- **Required task**: Identify the lines containing the word "Revenue". Copy each one.

** start of Recorded data **

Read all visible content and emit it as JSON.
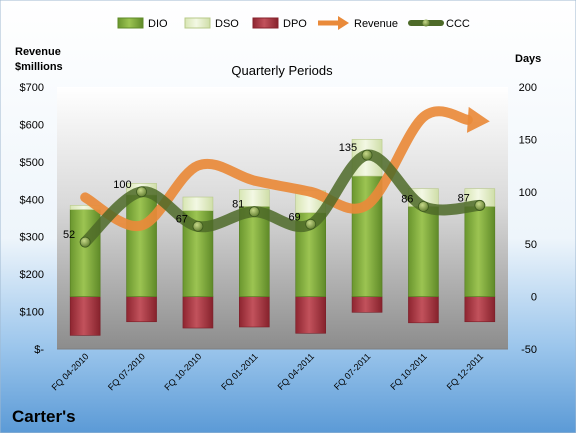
{
  "chart_data": {
    "type": "combo",
    "title": "Quarterly Periods",
    "company": "Carter's",
    "left_axis": {
      "label_line1": "Revenue",
      "label_line2": "$millions",
      "range": [
        0,
        700
      ],
      "ticks": [
        {
          "value": 0,
          "label": "$-"
        },
        {
          "value": 100,
          "label": "$100"
        },
        {
          "value": 200,
          "label": "$200"
        },
        {
          "value": 300,
          "label": "$300"
        },
        {
          "value": 400,
          "label": "$400"
        },
        {
          "value": 500,
          "label": "$500"
        },
        {
          "value": 600,
          "label": "$600"
        },
        {
          "value": 700,
          "label": "$700"
        }
      ]
    },
    "right_axis": {
      "label": "Days",
      "range": [
        -50,
        200
      ],
      "ticks": [
        {
          "value": -50,
          "label": "-50"
        },
        {
          "value": 0,
          "label": "0"
        },
        {
          "value": 50,
          "label": "50"
        },
        {
          "value": 100,
          "label": "100"
        },
        {
          "value": 150,
          "label": "150"
        },
        {
          "value": 200,
          "label": "200"
        }
      ]
    },
    "categories": [
      "FQ 04-2010",
      "FQ 07-2010",
      "FQ 10-2010",
      "FQ 01-2011",
      "FQ 04-2011",
      "FQ 07-2011",
      "FQ 10-2011",
      "FQ 12-2011"
    ],
    "legend": [
      "DIO",
      "DSO",
      "DPO",
      "Revenue",
      "CCC"
    ],
    "series": [
      {
        "name": "DIO",
        "axis": "right",
        "color": "#7aa83a",
        "values": [
          83,
          97,
          82,
          86,
          80,
          115,
          86,
          86
        ]
      },
      {
        "name": "DSO",
        "axis": "right",
        "color": "#e6f0c8",
        "values": [
          4,
          11,
          13,
          16,
          21,
          35,
          17,
          17
        ]
      },
      {
        "name": "DPO",
        "axis": "right",
        "color": "#b23a44",
        "values": [
          -37,
          -24,
          -30,
          -29,
          -35,
          -15,
          -25,
          -24
        ]
      },
      {
        "name": "Revenue",
        "axis": "left",
        "color": "#e98a3a",
        "values": [
          405,
          330,
          490,
          450,
          420,
          385,
          620,
          610
        ]
      },
      {
        "name": "CCC",
        "axis": "right",
        "color": "#4d6a28",
        "values": [
          52,
          100,
          67,
          81,
          69,
          135,
          86,
          87
        ],
        "labels": [
          "52",
          "100",
          "67",
          "81",
          "69",
          "135",
          "86",
          "87"
        ]
      }
    ],
    "grid": false,
    "legend_position": "top"
  }
}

** end of Recorded data **

- **The output**:
      "label_line1": "Revenue",
      "Revenue",
        "name": "Revenue",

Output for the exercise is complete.